Write the data out again exactly, with no pictures.

[BEGIN Stored data]

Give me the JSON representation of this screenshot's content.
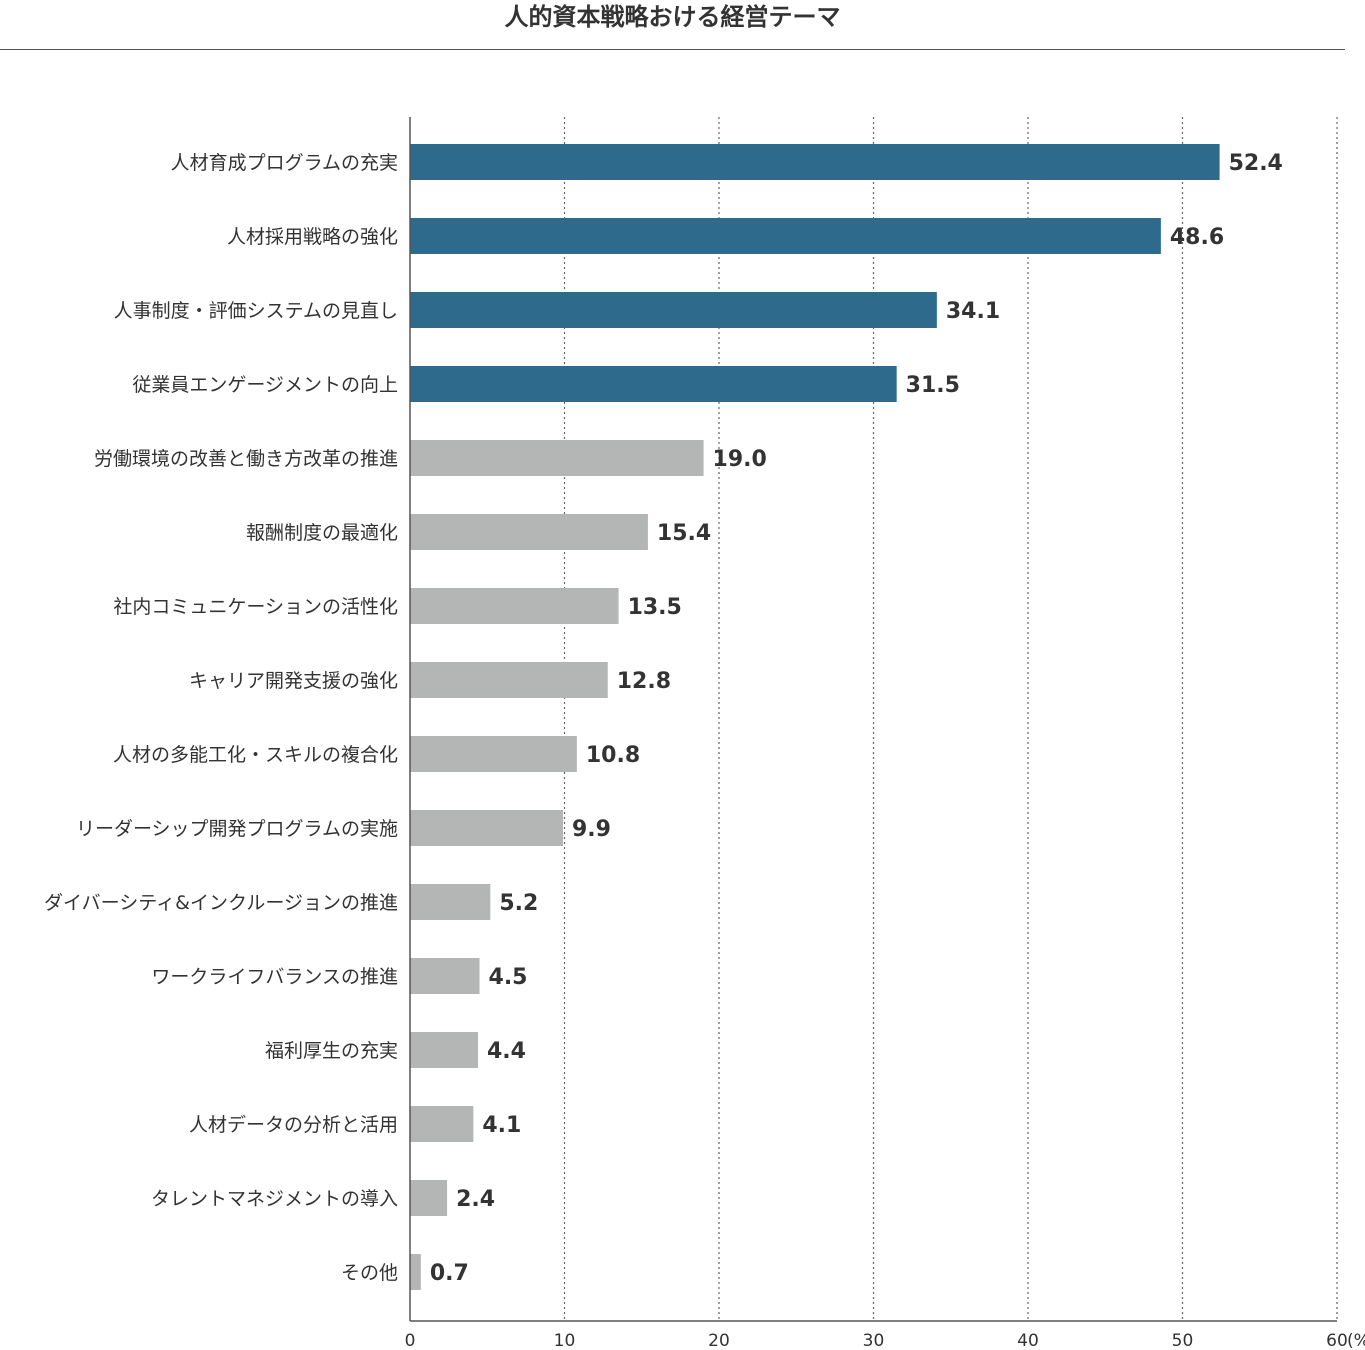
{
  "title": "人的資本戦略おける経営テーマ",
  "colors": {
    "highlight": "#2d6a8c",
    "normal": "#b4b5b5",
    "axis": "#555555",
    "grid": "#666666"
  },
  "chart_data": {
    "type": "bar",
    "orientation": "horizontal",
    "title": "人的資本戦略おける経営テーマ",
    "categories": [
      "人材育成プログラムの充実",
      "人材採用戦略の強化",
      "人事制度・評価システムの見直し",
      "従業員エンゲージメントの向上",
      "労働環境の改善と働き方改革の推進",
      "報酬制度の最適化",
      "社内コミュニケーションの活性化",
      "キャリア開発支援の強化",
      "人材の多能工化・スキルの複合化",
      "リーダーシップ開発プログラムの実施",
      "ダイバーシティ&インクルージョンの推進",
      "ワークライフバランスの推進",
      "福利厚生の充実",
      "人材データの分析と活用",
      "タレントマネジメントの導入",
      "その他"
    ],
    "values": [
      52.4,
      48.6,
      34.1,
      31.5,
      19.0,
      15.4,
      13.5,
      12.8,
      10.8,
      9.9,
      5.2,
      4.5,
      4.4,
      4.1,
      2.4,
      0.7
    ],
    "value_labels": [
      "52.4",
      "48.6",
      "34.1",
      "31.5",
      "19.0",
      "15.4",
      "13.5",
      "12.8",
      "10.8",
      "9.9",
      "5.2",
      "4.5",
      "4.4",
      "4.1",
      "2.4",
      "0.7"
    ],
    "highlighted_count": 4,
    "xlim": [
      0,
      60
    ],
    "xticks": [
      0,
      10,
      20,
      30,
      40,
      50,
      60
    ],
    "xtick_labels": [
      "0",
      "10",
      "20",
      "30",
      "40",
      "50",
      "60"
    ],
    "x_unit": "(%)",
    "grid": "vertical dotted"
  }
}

[END Stored data]

**The response:**
Give me the JSON representation of this screenshot's content.
{
  "title": "人的資本戦略おける経営テーマ",
  "colors": {
    "highlight": "#2d6a8c",
    "normal": "#b4b5b5",
    "axis": "#555555",
    "grid": "#666666"
  },
  "chart_data": {
    "type": "bar",
    "orientation": "horizontal",
    "title": "人的資本戦略おける経営テーマ",
    "categories": [
      "人材育成プログラムの充実",
      "人材採用戦略の強化",
      "人事制度・評価システムの見直し",
      "従業員エンゲージメントの向上",
      "労働環境の改善と働き方改革の推進",
      "報酬制度の最適化",
      "社内コミュニケーションの活性化",
      "キャリア開発支援の強化",
      "人材の多能工化・スキルの複合化",
      "リーダーシップ開発プログラムの実施",
      "ダイバーシティ&インクルージョンの推進",
      "ワークライフバランスの推進",
      "福利厚生の充実",
      "人材データの分析と活用",
      "タレントマネジメントの導入",
      "その他"
    ],
    "values": [
      52.4,
      48.6,
      34.1,
      31.5,
      19.0,
      15.4,
      13.5,
      12.8,
      10.8,
      9.9,
      5.2,
      4.5,
      4.4,
      4.1,
      2.4,
      0.7
    ],
    "value_labels": [
      "52.4",
      "48.6",
      "34.1",
      "31.5",
      "19.0",
      "15.4",
      "13.5",
      "12.8",
      "10.8",
      "9.9",
      "5.2",
      "4.5",
      "4.4",
      "4.1",
      "2.4",
      "0.7"
    ],
    "highlighted_count": 4,
    "xlim": [
      0,
      60
    ],
    "xticks": [
      0,
      10,
      20,
      30,
      40,
      50,
      60
    ],
    "xtick_labels": [
      "0",
      "10",
      "20",
      "30",
      "40",
      "50",
      "60"
    ],
    "x_unit": "(%)",
    "grid": "vertical dotted"
  }
}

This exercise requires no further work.